WRITTEN TASK: Work through the material below line by line and say how many lines include the word "offset". Only the number, please.

RECORD EXCERPTS:
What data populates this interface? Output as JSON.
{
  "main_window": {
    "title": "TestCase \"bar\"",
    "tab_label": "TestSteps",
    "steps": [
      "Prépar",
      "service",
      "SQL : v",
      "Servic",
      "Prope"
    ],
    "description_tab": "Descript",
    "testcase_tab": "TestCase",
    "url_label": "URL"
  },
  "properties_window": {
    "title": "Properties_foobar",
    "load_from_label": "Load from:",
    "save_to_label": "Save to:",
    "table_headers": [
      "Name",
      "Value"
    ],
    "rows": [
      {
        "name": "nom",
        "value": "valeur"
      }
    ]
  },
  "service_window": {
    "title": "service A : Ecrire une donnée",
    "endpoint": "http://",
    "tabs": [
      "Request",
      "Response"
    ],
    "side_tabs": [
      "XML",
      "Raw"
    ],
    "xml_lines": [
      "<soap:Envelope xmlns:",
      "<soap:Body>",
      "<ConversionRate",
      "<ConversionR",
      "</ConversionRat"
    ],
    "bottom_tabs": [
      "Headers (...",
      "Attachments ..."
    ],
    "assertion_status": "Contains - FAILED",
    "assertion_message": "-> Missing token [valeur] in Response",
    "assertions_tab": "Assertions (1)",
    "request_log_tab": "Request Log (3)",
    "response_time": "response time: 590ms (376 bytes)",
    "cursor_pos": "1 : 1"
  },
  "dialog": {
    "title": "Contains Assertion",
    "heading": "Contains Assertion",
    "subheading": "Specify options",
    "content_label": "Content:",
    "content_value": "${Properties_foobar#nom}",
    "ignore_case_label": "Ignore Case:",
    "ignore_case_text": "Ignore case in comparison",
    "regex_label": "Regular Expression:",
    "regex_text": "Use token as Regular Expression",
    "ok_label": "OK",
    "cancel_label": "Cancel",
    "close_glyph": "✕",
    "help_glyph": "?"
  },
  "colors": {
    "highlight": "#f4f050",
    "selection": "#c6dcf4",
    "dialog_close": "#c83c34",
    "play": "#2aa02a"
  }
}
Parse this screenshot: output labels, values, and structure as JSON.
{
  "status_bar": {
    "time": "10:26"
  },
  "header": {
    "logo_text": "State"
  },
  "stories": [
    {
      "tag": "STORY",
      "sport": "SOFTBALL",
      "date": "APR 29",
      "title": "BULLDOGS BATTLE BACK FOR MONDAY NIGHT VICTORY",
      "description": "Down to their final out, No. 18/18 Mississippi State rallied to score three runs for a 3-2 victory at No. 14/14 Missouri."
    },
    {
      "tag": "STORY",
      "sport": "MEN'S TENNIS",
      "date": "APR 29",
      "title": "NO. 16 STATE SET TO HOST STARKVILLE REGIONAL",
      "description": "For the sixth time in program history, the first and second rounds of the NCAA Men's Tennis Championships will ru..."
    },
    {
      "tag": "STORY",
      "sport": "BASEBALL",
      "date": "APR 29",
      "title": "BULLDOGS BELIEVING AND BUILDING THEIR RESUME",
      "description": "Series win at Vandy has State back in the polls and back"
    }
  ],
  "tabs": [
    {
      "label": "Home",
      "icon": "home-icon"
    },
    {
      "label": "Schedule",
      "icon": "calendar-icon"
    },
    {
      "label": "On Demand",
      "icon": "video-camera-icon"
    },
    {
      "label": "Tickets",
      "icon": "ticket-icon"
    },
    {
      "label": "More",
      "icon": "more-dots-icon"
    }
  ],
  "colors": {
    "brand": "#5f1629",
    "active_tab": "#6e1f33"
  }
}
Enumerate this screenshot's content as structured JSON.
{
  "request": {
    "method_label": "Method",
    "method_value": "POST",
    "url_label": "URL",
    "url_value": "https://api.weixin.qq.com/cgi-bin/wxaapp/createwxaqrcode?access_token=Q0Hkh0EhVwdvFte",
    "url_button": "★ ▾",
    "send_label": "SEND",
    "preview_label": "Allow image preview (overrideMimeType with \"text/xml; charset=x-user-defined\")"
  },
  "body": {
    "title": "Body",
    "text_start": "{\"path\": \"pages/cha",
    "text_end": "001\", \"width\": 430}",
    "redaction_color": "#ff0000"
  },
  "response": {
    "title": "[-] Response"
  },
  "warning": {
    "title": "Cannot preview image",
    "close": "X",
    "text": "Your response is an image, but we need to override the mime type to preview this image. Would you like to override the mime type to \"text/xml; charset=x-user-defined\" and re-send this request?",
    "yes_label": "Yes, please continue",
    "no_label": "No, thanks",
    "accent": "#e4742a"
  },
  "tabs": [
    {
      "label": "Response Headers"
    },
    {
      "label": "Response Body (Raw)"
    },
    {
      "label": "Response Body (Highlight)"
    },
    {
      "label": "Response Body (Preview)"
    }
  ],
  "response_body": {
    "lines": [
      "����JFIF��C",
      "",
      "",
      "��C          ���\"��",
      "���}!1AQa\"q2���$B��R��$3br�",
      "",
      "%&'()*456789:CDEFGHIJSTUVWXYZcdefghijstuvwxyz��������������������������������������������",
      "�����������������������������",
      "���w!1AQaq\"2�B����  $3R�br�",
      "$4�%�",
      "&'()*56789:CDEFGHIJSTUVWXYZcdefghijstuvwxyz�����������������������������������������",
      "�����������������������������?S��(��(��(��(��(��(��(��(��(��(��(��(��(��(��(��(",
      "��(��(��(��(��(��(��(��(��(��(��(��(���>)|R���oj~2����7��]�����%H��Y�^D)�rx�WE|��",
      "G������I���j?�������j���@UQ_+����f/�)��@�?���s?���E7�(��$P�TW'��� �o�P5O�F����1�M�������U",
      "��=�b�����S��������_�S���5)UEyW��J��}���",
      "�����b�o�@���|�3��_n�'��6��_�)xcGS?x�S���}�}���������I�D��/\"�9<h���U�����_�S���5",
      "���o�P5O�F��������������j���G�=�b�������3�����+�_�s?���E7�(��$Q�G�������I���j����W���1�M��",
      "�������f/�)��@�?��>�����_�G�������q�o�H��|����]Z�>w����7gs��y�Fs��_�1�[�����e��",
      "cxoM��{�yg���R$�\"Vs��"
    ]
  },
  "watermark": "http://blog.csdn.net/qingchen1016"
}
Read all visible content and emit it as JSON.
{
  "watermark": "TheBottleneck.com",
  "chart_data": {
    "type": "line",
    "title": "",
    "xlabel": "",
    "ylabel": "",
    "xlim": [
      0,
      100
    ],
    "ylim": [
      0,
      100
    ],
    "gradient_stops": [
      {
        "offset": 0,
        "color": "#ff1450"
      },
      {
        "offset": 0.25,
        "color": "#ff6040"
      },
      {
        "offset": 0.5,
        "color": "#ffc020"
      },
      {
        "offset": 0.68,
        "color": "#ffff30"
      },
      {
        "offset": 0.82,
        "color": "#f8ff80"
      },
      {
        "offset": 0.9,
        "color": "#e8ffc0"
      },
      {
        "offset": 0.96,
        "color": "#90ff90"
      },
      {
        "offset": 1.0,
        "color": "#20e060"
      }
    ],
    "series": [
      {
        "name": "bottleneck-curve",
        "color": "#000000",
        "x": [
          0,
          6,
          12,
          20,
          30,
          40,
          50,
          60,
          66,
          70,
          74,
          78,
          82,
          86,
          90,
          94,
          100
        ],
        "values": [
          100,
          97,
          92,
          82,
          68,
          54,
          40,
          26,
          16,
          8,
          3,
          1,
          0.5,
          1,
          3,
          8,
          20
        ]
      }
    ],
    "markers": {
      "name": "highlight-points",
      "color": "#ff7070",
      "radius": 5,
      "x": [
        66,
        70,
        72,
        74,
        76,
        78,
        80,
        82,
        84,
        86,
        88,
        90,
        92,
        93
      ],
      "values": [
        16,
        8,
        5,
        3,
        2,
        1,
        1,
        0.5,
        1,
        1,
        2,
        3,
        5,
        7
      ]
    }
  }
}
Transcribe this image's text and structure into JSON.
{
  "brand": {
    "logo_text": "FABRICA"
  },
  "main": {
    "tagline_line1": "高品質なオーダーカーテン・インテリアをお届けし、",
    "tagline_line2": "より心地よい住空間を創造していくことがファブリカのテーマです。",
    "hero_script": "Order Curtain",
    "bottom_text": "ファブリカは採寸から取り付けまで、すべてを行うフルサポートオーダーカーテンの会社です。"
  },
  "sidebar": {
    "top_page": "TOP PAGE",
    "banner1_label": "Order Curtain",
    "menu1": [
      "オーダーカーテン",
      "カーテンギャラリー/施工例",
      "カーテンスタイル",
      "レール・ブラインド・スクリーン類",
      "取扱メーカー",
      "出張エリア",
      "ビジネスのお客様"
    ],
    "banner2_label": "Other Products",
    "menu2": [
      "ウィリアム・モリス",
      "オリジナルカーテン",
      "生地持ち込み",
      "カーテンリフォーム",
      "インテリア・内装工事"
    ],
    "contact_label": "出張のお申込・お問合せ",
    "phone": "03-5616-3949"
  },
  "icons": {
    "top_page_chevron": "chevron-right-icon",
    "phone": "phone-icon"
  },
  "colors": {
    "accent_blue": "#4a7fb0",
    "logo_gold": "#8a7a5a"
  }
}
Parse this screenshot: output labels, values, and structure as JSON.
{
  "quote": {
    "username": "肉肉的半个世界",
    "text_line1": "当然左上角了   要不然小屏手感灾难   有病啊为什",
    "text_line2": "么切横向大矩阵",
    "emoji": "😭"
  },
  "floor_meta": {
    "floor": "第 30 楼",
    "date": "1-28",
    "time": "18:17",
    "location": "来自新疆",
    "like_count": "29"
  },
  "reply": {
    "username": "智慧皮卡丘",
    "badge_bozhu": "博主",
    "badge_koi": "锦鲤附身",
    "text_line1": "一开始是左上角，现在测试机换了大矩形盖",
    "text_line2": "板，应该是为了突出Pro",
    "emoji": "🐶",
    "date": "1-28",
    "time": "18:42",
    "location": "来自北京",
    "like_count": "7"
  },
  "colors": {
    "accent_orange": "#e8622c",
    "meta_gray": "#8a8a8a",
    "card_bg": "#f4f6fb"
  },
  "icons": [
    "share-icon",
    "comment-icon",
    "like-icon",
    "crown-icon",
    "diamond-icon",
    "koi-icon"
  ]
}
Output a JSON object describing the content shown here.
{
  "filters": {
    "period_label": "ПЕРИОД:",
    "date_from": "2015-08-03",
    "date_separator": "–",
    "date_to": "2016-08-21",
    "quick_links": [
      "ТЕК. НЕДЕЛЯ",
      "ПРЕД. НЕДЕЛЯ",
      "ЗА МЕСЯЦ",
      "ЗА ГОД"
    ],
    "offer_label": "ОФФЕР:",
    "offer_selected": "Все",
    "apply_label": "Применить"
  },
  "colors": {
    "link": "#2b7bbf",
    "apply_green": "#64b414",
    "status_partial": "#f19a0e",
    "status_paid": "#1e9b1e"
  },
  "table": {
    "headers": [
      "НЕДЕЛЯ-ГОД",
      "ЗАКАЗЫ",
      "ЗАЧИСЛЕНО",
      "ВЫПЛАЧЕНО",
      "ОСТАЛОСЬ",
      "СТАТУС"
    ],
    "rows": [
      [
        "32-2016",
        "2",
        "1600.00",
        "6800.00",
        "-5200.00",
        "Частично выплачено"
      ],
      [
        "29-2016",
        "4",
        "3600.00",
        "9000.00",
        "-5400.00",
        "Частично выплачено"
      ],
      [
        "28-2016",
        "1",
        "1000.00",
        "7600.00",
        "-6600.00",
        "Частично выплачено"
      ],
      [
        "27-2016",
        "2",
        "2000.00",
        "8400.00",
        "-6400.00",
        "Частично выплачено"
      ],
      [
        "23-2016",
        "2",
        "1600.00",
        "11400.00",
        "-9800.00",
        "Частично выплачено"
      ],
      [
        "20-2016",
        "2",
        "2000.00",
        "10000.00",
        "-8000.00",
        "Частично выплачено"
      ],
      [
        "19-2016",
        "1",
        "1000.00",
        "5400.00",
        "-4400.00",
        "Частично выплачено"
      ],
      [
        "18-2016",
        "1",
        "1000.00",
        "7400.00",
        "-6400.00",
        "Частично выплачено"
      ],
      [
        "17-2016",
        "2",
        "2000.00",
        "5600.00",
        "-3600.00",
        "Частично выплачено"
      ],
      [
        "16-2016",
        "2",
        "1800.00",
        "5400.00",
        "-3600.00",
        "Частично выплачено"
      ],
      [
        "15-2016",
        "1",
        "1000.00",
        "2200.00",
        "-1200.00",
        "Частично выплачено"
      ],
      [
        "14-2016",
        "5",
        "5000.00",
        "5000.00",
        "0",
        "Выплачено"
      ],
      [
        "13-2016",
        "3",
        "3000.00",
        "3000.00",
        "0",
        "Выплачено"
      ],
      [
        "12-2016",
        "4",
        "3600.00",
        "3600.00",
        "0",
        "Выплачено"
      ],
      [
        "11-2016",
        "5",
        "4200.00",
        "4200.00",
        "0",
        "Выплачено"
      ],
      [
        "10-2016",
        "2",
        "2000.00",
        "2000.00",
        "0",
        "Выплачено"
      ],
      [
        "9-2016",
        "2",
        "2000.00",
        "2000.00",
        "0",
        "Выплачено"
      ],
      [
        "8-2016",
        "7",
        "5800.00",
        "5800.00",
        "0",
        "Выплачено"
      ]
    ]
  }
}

FINAL RESULT: 8